Transcribe all the entries word for word, skipping the pictures.

--- START ---

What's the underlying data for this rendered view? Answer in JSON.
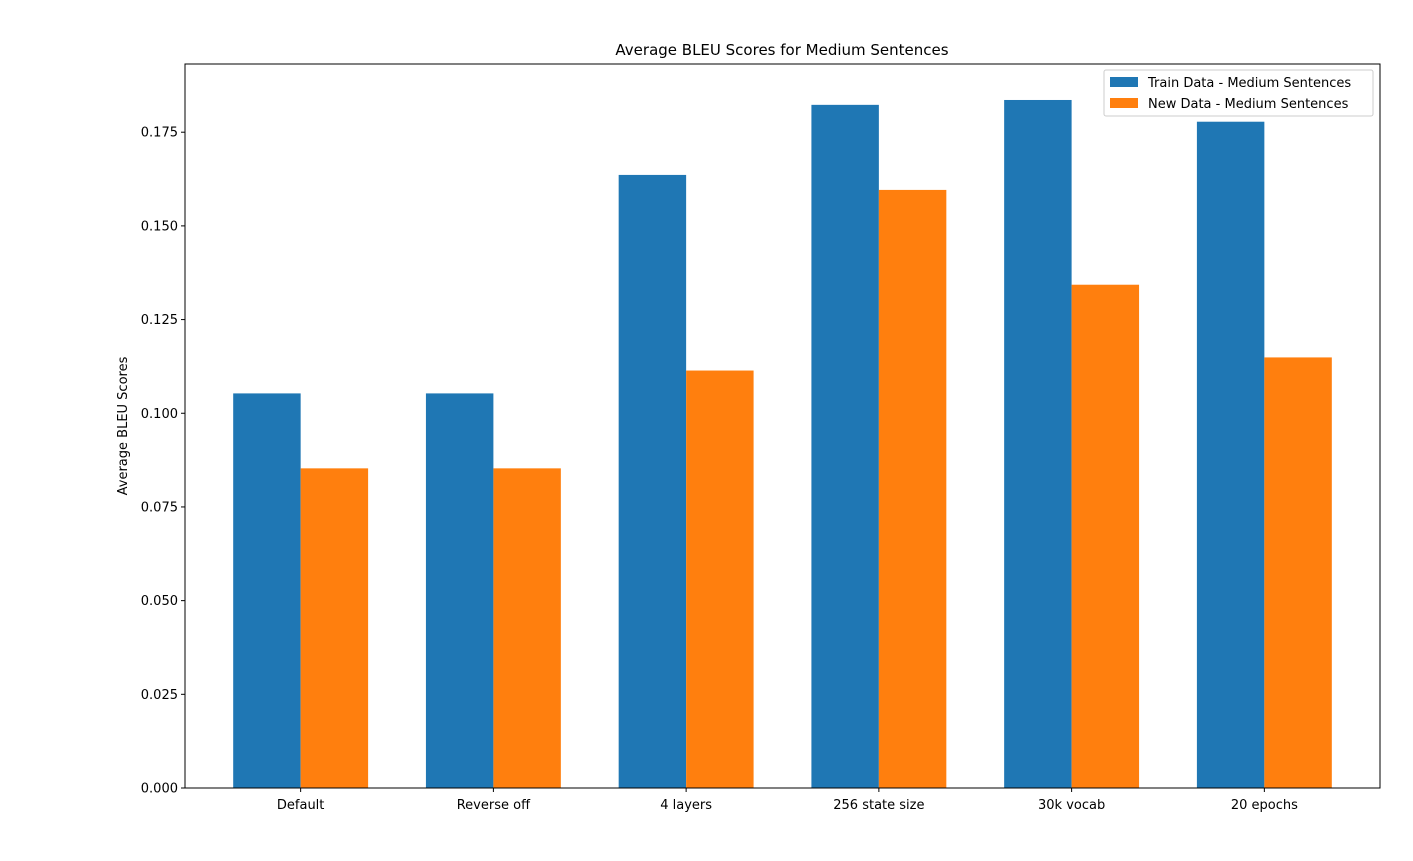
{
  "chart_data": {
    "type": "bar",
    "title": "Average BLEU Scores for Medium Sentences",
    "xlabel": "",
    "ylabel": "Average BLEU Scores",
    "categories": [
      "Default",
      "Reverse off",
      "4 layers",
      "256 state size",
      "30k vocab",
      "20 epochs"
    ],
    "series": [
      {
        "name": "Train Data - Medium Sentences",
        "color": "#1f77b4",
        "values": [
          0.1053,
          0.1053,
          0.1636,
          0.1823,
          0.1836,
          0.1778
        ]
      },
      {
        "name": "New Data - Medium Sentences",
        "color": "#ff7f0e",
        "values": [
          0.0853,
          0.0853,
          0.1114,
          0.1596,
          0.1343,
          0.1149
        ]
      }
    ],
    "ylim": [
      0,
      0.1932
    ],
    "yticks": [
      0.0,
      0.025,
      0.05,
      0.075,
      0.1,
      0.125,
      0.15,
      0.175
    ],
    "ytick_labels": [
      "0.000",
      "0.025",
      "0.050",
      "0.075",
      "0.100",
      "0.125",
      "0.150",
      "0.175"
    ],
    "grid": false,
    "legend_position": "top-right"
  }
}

--- END ---

* **Response to this task**:
What's the underlying data for this rendered view? Answer in JSON.
{
  "chart_data": {
    "type": "bar",
    "title": "Average BLEU Scores for Medium Sentences",
    "xlabel": "",
    "ylabel": "Average BLEU Scores",
    "categories": [
      "Default",
      "Reverse off",
      "4 layers",
      "256 state size",
      "30k vocab",
      "20 epochs"
    ],
    "series": [
      {
        "name": "Train Data - Medium Sentences",
        "color": "#1f77b4",
        "values": [
          0.1053,
          0.1053,
          0.1636,
          0.1823,
          0.1836,
          0.1778
        ]
      },
      {
        "name": "New Data - Medium Sentences",
        "color": "#ff7f0e",
        "values": [
          0.0853,
          0.0853,
          0.1114,
          0.1596,
          0.1343,
          0.1149
        ]
      }
    ],
    "ylim": [
      0,
      0.1932
    ],
    "yticks": [
      0.0,
      0.025,
      0.05,
      0.075,
      0.1,
      0.125,
      0.15,
      0.175
    ],
    "ytick_labels": [
      "0.000",
      "0.025",
      "0.050",
      "0.075",
      "0.100",
      "0.125",
      "0.150",
      "0.175"
    ],
    "grid": false,
    "legend_position": "top-right"
  }
}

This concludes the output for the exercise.